Make an exact copy of the entries below.
--*--
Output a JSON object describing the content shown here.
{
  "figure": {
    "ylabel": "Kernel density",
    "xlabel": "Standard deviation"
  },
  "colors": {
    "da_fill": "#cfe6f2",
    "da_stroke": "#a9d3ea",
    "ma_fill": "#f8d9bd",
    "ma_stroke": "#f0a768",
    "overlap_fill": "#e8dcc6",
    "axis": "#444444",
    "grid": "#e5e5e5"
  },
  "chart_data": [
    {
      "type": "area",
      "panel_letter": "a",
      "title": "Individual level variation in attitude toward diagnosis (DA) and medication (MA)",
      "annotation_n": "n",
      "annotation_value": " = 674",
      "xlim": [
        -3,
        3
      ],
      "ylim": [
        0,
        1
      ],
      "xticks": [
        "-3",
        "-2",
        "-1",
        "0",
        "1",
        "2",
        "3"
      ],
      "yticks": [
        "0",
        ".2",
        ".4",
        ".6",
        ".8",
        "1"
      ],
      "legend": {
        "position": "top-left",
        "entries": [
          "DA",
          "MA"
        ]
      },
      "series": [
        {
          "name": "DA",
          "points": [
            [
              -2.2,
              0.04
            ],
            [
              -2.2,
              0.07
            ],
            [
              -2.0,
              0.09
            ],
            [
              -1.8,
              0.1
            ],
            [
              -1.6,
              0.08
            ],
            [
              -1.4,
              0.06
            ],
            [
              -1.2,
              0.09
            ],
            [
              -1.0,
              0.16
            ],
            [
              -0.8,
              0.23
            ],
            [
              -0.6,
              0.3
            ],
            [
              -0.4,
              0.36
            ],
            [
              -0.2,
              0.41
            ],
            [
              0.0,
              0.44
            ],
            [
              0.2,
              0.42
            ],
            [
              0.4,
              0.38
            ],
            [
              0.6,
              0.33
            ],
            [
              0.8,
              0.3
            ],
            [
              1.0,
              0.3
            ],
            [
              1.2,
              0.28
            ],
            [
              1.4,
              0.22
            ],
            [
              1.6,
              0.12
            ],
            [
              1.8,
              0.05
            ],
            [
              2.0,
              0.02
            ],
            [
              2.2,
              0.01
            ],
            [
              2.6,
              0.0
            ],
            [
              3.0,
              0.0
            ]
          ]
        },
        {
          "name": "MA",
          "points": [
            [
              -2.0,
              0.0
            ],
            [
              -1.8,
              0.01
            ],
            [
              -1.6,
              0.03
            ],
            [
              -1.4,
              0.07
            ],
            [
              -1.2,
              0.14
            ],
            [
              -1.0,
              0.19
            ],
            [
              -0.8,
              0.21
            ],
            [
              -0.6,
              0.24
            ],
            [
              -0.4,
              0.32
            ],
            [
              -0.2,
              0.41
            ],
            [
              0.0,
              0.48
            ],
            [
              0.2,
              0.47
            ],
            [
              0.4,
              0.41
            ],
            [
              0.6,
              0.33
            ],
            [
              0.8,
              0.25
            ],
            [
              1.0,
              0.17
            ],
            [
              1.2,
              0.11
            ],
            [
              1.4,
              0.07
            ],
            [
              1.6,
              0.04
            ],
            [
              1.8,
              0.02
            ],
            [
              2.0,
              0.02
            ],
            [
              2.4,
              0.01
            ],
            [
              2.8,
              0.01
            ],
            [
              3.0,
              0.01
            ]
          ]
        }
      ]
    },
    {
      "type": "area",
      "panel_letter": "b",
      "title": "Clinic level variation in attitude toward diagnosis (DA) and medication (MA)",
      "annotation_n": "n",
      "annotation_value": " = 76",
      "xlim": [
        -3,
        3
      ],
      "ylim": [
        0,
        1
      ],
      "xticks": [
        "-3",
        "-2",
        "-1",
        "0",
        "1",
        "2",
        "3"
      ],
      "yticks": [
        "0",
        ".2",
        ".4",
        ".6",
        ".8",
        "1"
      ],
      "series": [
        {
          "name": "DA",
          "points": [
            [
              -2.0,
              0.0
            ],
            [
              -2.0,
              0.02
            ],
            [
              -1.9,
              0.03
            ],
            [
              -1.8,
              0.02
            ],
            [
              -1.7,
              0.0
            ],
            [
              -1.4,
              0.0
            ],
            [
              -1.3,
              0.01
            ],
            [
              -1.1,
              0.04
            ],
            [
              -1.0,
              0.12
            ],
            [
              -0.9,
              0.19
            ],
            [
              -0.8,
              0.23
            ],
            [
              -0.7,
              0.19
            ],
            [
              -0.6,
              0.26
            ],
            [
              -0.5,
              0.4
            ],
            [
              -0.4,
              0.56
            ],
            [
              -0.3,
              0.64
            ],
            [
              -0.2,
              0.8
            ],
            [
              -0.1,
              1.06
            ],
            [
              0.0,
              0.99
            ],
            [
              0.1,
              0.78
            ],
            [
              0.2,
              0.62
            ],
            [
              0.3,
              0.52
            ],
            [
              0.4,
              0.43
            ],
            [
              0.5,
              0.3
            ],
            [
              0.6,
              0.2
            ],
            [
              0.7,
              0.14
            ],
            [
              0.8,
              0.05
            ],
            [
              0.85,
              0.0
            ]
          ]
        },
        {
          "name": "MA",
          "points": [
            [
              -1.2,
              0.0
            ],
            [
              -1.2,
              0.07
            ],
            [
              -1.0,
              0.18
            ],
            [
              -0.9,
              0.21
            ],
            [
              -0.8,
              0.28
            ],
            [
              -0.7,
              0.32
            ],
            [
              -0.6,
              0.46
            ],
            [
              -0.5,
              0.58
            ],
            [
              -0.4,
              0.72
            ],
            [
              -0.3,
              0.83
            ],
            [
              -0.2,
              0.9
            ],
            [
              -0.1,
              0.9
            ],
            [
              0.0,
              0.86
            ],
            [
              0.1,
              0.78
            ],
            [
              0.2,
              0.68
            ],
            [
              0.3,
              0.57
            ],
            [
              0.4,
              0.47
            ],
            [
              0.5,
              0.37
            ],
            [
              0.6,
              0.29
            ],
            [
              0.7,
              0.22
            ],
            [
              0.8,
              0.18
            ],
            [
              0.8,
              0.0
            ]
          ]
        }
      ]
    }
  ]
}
--*--
__ANSWER__.
Output a JSON object describing the content shown here.
{
  "figure": {
    "ylabel": "Kernel density",
    "xlabel": "Standard deviation"
  },
  "colors": {
    "da_fill": "#cfe6f2",
    "da_stroke": "#a9d3ea",
    "ma_fill": "#f8d9bd",
    "ma_stroke": "#f0a768",
    "overlap_fill": "#e8dcc6",
    "axis": "#444444",
    "grid": "#e5e5e5"
  },
  "chart_data": [
    {
      "type": "area",
      "panel_letter": "a",
      "title": "Individual level variation in attitude toward diagnosis (DA) and medication (MA)",
      "annotation_n": "n",
      "annotation_value": " = 674",
      "xlim": [
        -3,
        3
      ],
      "ylim": [
        0,
        1
      ],
      "xticks": [
        "-3",
        "-2",
        "-1",
        "0",
        "1",
        "2",
        "3"
      ],
      "yticks": [
        "0",
        ".2",
        ".4",
        ".6",
        ".8",
        "1"
      ],
      "legend": {
        "position": "top-left",
        "entries": [
          "DA",
          "MA"
        ]
      },
      "series": [
        {
          "name": "DA",
          "points": [
            [
              -2.2,
              0.04
            ],
            [
              -2.2,
              0.07
            ],
            [
              -2.0,
              0.09
            ],
            [
              -1.8,
              0.1
            ],
            [
              -1.6,
              0.08
            ],
            [
              -1.4,
              0.06
            ],
            [
              -1.2,
              0.09
            ],
            [
              -1.0,
              0.16
            ],
            [
              -0.8,
              0.23
            ],
            [
              -0.6,
              0.3
            ],
            [
              -0.4,
              0.36
            ],
            [
              -0.2,
              0.41
            ],
            [
              0.0,
              0.44
            ],
            [
              0.2,
              0.42
            ],
            [
              0.4,
              0.38
            ],
            [
              0.6,
              0.33
            ],
            [
              0.8,
              0.3
            ],
            [
              1.0,
              0.3
            ],
            [
              1.2,
              0.28
            ],
            [
              1.4,
              0.22
            ],
            [
              1.6,
              0.12
            ],
            [
              1.8,
              0.05
            ],
            [
              2.0,
              0.02
            ],
            [
              2.2,
              0.01
            ],
            [
              2.6,
              0.0
            ],
            [
              3.0,
              0.0
            ]
          ]
        },
        {
          "name": "MA",
          "points": [
            [
              -2.0,
              0.0
            ],
            [
              -1.8,
              0.01
            ],
            [
              -1.6,
              0.03
            ],
            [
              -1.4,
              0.07
            ],
            [
              -1.2,
              0.14
            ],
            [
              -1.0,
              0.19
            ],
            [
              -0.8,
              0.21
            ],
            [
              -0.6,
              0.24
            ],
            [
              -0.4,
              0.32
            ],
            [
              -0.2,
              0.41
            ],
            [
              0.0,
              0.48
            ],
            [
              0.2,
              0.47
            ],
            [
              0.4,
              0.41
            ],
            [
              0.6,
              0.33
            ],
            [
              0.8,
              0.25
            ],
            [
              1.0,
              0.17
            ],
            [
              1.2,
              0.11
            ],
            [
              1.4,
              0.07
            ],
            [
              1.6,
              0.04
            ],
            [
              1.8,
              0.02
            ],
            [
              2.0,
              0.02
            ],
            [
              2.4,
              0.01
            ],
            [
              2.8,
              0.01
            ],
            [
              3.0,
              0.01
            ]
          ]
        }
      ]
    },
    {
      "type": "area",
      "panel_letter": "b",
      "title": "Clinic level variation in attitude toward diagnosis (DA) and medication (MA)",
      "annotation_n": "n",
      "annotation_value": " = 76",
      "xlim": [
        -3,
        3
      ],
      "ylim": [
        0,
        1
      ],
      "xticks": [
        "-3",
        "-2",
        "-1",
        "0",
        "1",
        "2",
        "3"
      ],
      "yticks": [
        "0",
        ".2",
        ".4",
        ".6",
        ".8",
        "1"
      ],
      "series": [
        {
          "name": "DA",
          "points": [
            [
              -2.0,
              0.0
            ],
            [
              -2.0,
              0.02
            ],
            [
              -1.9,
              0.03
            ],
            [
              -1.8,
              0.02
            ],
            [
              -1.7,
              0.0
            ],
            [
              -1.4,
              0.0
            ],
            [
              -1.3,
              0.01
            ],
            [
              -1.1,
              0.04
            ],
            [
              -1.0,
              0.12
            ],
            [
              -0.9,
              0.19
            ],
            [
              -0.8,
              0.23
            ],
            [
              -0.7,
              0.19
            ],
            [
              -0.6,
              0.26
            ],
            [
              -0.5,
              0.4
            ],
            [
              -0.4,
              0.56
            ],
            [
              -0.3,
              0.64
            ],
            [
              -0.2,
              0.8
            ],
            [
              -0.1,
              1.06
            ],
            [
              0.0,
              0.99
            ],
            [
              0.1,
              0.78
            ],
            [
              0.2,
              0.62
            ],
            [
              0.3,
              0.52
            ],
            [
              0.4,
              0.43
            ],
            [
              0.5,
              0.3
            ],
            [
              0.6,
              0.2
            ],
            [
              0.7,
              0.14
            ],
            [
              0.8,
              0.05
            ],
            [
              0.85,
              0.0
            ]
          ]
        },
        {
          "name": "MA",
          "points": [
            [
              -1.2,
              0.0
            ],
            [
              -1.2,
              0.07
            ],
            [
              -1.0,
              0.18
            ],
            [
              -0.9,
              0.21
            ],
            [
              -0.8,
              0.28
            ],
            [
              -0.7,
              0.32
            ],
            [
              -0.6,
              0.46
            ],
            [
              -0.5,
              0.58
            ],
            [
              -0.4,
              0.72
            ],
            [
              -0.3,
              0.83
            ],
            [
              -0.2,
              0.9
            ],
            [
              -0.1,
              0.9
            ],
            [
              0.0,
              0.86
            ],
            [
              0.1,
              0.78
            ],
            [
              0.2,
              0.68
            ],
            [
              0.3,
              0.57
            ],
            [
              0.4,
              0.47
            ],
            [
              0.5,
              0.37
            ],
            [
              0.6,
              0.29
            ],
            [
              0.7,
              0.22
            ],
            [
              0.8,
              0.18
            ],
            [
              0.8,
              0.0
            ]
          ]
        }
      ]
    }
  ]
}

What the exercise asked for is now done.